======== PROVIDED RECORDS

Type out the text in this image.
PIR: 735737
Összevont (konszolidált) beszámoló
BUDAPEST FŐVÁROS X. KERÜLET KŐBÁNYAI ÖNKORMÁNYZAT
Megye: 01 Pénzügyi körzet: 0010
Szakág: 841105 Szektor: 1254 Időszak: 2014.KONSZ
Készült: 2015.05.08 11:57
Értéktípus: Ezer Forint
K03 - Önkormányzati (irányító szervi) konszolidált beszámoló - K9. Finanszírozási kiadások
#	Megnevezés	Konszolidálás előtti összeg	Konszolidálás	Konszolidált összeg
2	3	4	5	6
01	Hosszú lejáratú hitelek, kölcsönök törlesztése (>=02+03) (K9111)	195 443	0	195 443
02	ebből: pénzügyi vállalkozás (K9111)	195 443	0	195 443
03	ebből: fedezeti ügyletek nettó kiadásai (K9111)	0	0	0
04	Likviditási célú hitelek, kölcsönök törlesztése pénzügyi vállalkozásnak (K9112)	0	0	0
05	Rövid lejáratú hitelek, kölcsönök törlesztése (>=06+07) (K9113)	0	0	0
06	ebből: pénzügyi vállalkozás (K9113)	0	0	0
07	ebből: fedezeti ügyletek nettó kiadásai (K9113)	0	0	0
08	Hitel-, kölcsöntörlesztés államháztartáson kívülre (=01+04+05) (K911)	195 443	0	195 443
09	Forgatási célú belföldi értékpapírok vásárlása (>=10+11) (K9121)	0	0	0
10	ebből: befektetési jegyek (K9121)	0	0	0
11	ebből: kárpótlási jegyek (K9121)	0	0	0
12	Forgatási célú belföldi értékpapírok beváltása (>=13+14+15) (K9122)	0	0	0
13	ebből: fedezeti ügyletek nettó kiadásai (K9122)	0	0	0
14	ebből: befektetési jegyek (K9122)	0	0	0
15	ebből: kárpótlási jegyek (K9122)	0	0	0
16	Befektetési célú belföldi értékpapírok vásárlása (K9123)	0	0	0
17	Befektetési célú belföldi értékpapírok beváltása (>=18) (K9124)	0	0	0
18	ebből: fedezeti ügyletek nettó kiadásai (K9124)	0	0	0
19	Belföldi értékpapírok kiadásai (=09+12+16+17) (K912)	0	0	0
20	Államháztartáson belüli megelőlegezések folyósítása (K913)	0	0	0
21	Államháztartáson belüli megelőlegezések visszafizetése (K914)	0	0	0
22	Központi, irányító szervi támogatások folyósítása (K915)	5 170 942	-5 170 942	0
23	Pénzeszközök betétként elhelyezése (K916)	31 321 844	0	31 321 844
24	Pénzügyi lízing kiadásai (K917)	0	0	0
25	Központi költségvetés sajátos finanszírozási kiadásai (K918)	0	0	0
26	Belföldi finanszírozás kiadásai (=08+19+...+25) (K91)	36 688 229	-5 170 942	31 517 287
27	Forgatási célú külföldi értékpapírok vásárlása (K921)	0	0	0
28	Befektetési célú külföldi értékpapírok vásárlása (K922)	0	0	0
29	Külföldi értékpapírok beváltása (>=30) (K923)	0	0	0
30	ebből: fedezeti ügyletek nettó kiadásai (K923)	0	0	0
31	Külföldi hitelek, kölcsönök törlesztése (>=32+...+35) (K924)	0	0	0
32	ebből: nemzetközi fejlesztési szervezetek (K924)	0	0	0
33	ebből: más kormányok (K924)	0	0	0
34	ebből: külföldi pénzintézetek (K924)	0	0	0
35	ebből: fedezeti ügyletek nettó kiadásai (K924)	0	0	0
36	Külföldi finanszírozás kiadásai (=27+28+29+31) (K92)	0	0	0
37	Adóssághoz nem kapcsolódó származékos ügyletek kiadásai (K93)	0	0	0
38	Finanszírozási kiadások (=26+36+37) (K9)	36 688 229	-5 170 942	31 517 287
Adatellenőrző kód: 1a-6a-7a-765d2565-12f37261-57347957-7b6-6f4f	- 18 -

================

> TASK DESCRIPTION:
Write out all the lines again, exactly as they are.

> SOLUTION:
Type out the text in this image.
PIR: 735737
Összevont (konszolidált) beszámoló
BUDAPEST FŐVÁROS X. KERÜLET KŐBÁNYAI ÖNKORMÁNYZAT
Megye: 01 Pénzügyi körzet: 0010
Szakág: 841105 Szektor: 1254 Időszak: 2014.KONSZ
Készült: 2015.05.08 11:57
Értéktípus: Ezer Forint
K03 - Önkormányzati (irányító szervi) konszolidált beszámoló - K9. Finanszírozási kiadások
#	Megnevezés	Konszolidálás előtti összeg	Konszolidálás	Konszolidált összeg
2	3	4	5	6
01	Hosszú lejáratú hitelek, kölcsönök törlesztése (>=02+03) (K9111)	195 443	0	195 443
02	ebből: pénzügyi vállalkozás (K9111)	195 443	0	195 443
03	ebből: fedezeti ügyletek nettó kiadásai (K9111)	0	0	0
04	Likviditási célú hitelek, kölcsönök törlesztése pénzügyi vállalkozásnak (K9112)	0	0	0
05	Rövid lejáratú hitelek, kölcsönök törlesztése (>=06+07) (K9113)	0	0	0
06	ebből: pénzügyi vállalkozás (K9113)	0	0	0
07	ebből: fedezeti ügyletek nettó kiadásai (K9113)	0	0	0
08	Hitel-, kölcsöntörlesztés államháztartáson kívülre (=01+04+05) (K911)	195 443	0	195 443
09	Forgatási célú belföldi értékpapírok vásárlása (>=10+11) (K9121)	0	0	0
10	ebből: befektetési jegyek (K9121)	0	0	0
11	ebből: kárpótlási jegyek (K9121)	0	0	0
12	Forgatási célú belföldi értékpapírok beváltása (>=13+14+15) (K9122)	0	0	0
13	ebből: fedezeti ügyletek nettó kiadásai (K9122)	0	0	0
14	ebből: befektetési jegyek (K9122)	0	0	0
15	ebből: kárpótlási jegyek (K9122)	0	0	0
16	Befektetési célú belföldi értékpapírok vásárlása (K9123)	0	0	0
17	Befektetési célú belföldi értékpapírok beváltása (>=18) (K9124)	0	0	0
18	ebből: fedezeti ügyletek nettó kiadásai (K9124)	0	0	0
19	Belföldi értékpapírok kiadásai (=09+12+16+17) (K912)	0	0	0
20	Államháztartáson belüli megelőlegezések folyósítása (K913)	0	0	0
21	Államháztartáson belüli megelőlegezések visszafizetése (K914)	0	0	0
22	Központi, irányító szervi támogatások folyósítása (K915)	5 170 942	-5 170 942	0
23	Pénzeszközök betétként elhelyezése (K916)	31 321 844	0	31 321 844
24	Pénzügyi lízing kiadásai (K917)	0	0	0
25	Központi költségvetés sajátos finanszírozási kiadásai (K918)	0	0	0
26	Belföldi finanszírozás kiadásai (=08+19+...+25) (K91)	36 688 229	-5 170 942	31 517 287
27	Forgatási célú külföldi értékpapírok vásárlása (K921)	0	0	0
28	Befektetési célú külföldi értékpapírok vásárlása (K922)	0	0	0
29	Külföldi értékpapírok beváltása (>=30) (K923)	0	0	0
30	ebből: fedezeti ügyletek nettó kiadásai (K923)	0	0	0
31	Külföldi hitelek, kölcsönök törlesztése (>=32+...+35) (K924)	0	0	0
32	ebből: nemzetközi fejlesztési szervezetek (K924)	0	0	0
33	ebből: más kormányok (K924)	0	0	0
34	ebből: külföldi pénzintézetek (K924)	0	0	0
35	ebből: fedezeti ügyletek nettó kiadásai (K924)	0	0	0
36	Külföldi finanszírozás kiadásai (=27+28+29+31) (K92)	0	0	0
37	Adóssághoz nem kapcsolódó származékos ügyletek kiadásai (K93)	0	0	0
38	Finanszírozási kiadások (=26+36+37) (K9)	36 688 229	-5 170 942	31 517 287
Adatellenőrző kód: 1a-6a-7a-765d2565-12f37261-57347957-7b6-6f4f	- 18 -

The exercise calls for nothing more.